» **Supplied records**:
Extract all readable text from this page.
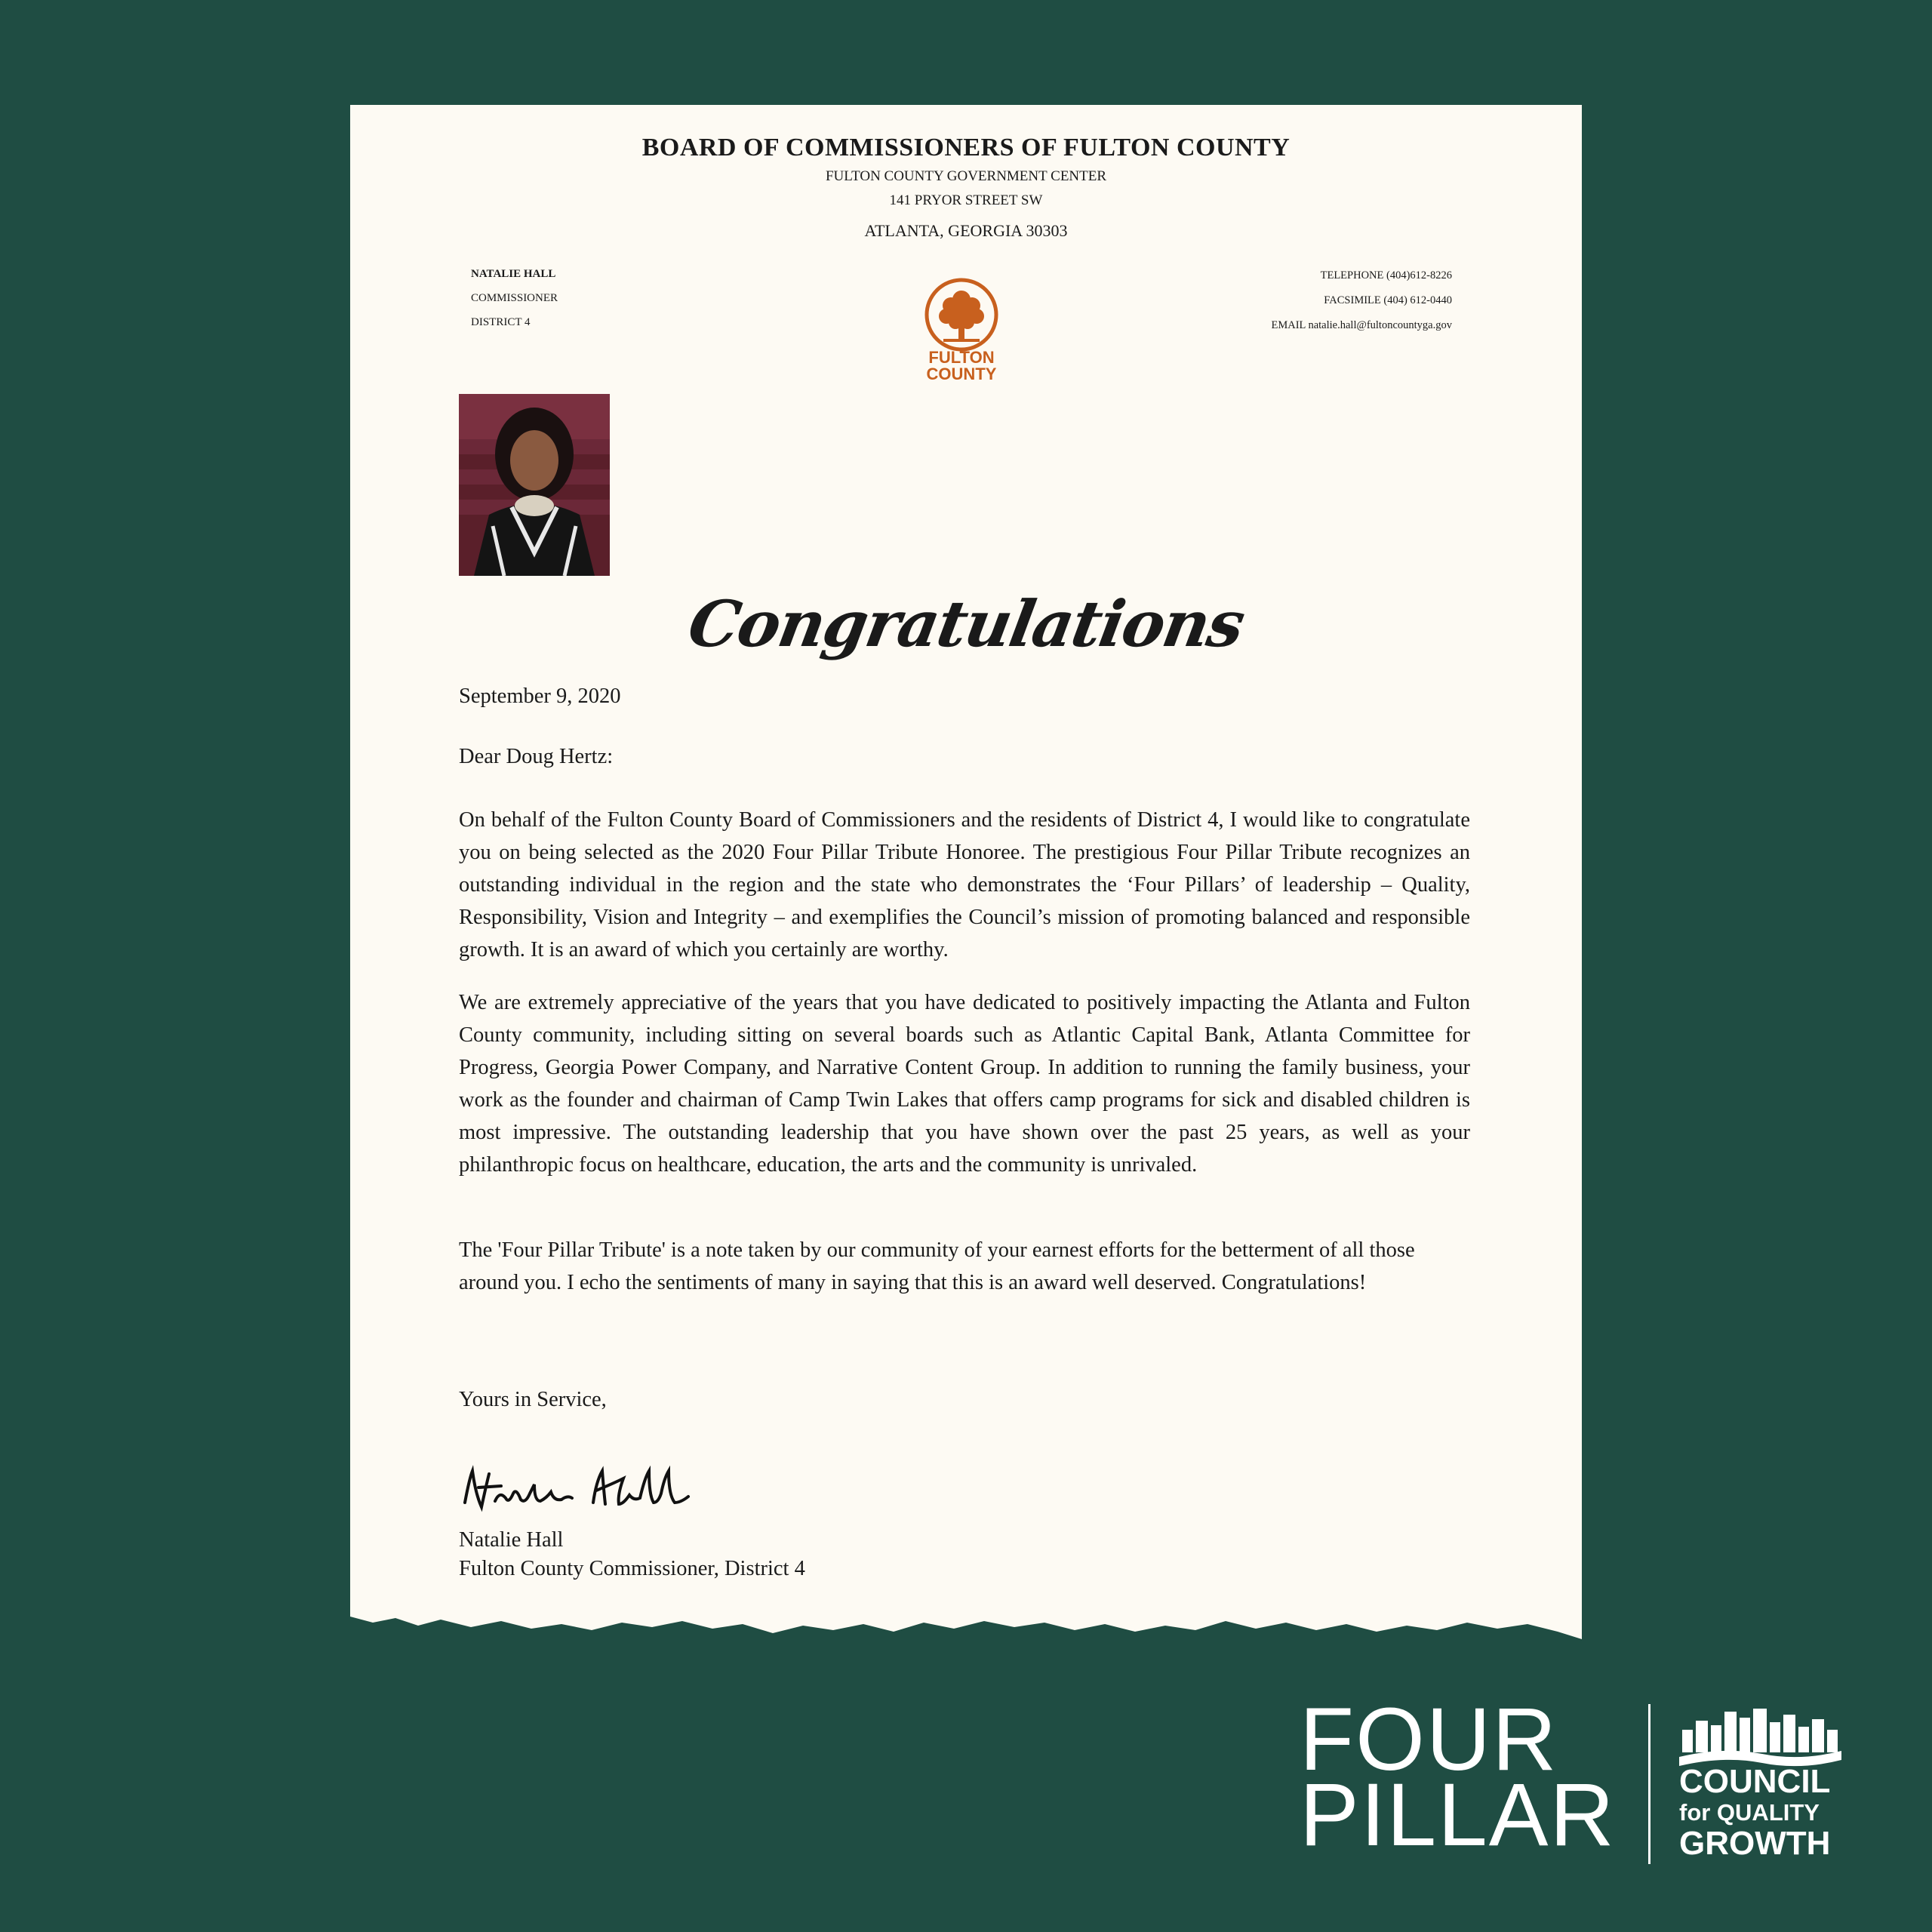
BOARD OF COMMISSIONERS OF FULTON COUNTY
FULTON COUNTY GOVERNMENT CENTER
141 PRYOR STREET SW
ATLANTA, GEORGIA 30303
NATALIE HALL
COMMISSIONER
DISTRICT 4
TELEPHONE (404)612-8226
FACSIMILE (404) 612-0440
EMAIL natalie.hall@fultoncountyga.gov
FULTON
COUNTY
Congratulations
September 9, 2020
Dear Doug Hertz:
On behalf of the Fulton County Board of Commissioners and the residents of District 4, I would like to congratulate you on being selected as the 2020 Four Pillar Tribute Honoree. The prestigious Four Pillar Tribute recognizes an outstanding individual in the region and the state who demonstrates the ‘Four Pillars’ of leadership – Quality, Responsibility, Vision and Integrity – and exemplifies the Council’s mission of promoting balanced and responsible growth. It is an award of which you certainly are worthy.
We are extremely appreciative of the years that you have dedicated to positively impacting the Atlanta and Fulton County community, including sitting on several boards such as Atlantic Capital Bank, Atlanta Committee for Progress, Georgia Power Company, and Narrative Content Group. In addition to running the family business, your work as the founder and chairman of Camp Twin Lakes that offers camp programs for sick and disabled children is most impressive. The outstanding leadership that you have shown over the past 25 years, as well as your philanthropic focus on healthcare, education, the arts and the community is unrivaled.
The 'Four Pillar Tribute' is a note taken by our community of your earnest efforts for the betterment of all those around you. I echo the sentiments of many in saying that this is an award well deserved. Congratulations!
Yours in Service,
Natalie Hall
Fulton County Commissioner, District 4
FOUR
PILLAR COUNCIL
for QUALITY
GROWTH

» **Work to be completed**: Restate each line of the records exactly; pictures do not belong in the copy.

» **Solution below**:
Extract all readable text from this page.
BOARD OF COMMISSIONERS OF FULTON COUNTY
FULTON COUNTY GOVERNMENT CENTER
141 PRYOR STREET SW
ATLANTA, GEORGIA 30303
NATALIE HALL
COMMISSIONER
DISTRICT 4
TELEPHONE (404)612-8226
FACSIMILE (404) 612-0440
EMAIL natalie.hall@fultoncountyga.gov
FULTON
COUNTY
Congratulations
September 9, 2020
Dear Doug Hertz:
On behalf of the Fulton County Board of Commissioners and the residents of District 4, I would like to congratulate you on being selected as the 2020 Four Pillar Tribute Honoree. The prestigious Four Pillar Tribute recognizes an outstanding individual in the region and the state who demonstrates the ‘Four Pillars’ of leadership – Quality, Responsibility, Vision and Integrity – and exemplifies the Council’s mission of promoting balanced and responsible growth. It is an award of which you certainly are worthy.
We are extremely appreciative of the years that you have dedicated to positively impacting the Atlanta and Fulton County community, including sitting on several boards such as Atlantic Capital Bank, Atlanta Committee for Progress, Georgia Power Company, and Narrative Content Group. In addition to running the family business, your work as the founder and chairman of Camp Twin Lakes that offers camp programs for sick and disabled children is most impressive. The outstanding leadership that you have shown over the past 25 years, as well as your philanthropic focus on healthcare, education, the arts and the community is unrivaled.
The 'Four Pillar Tribute' is a note taken by our community of your earnest efforts for the betterment of all those around you. I echo the sentiments of many in saying that this is an award well deserved. Congratulations!
Yours in Service,
Natalie Hall
Fulton County Commissioner, District 4
FOUR
PILLAR COUNCIL
for QUALITY
GROWTH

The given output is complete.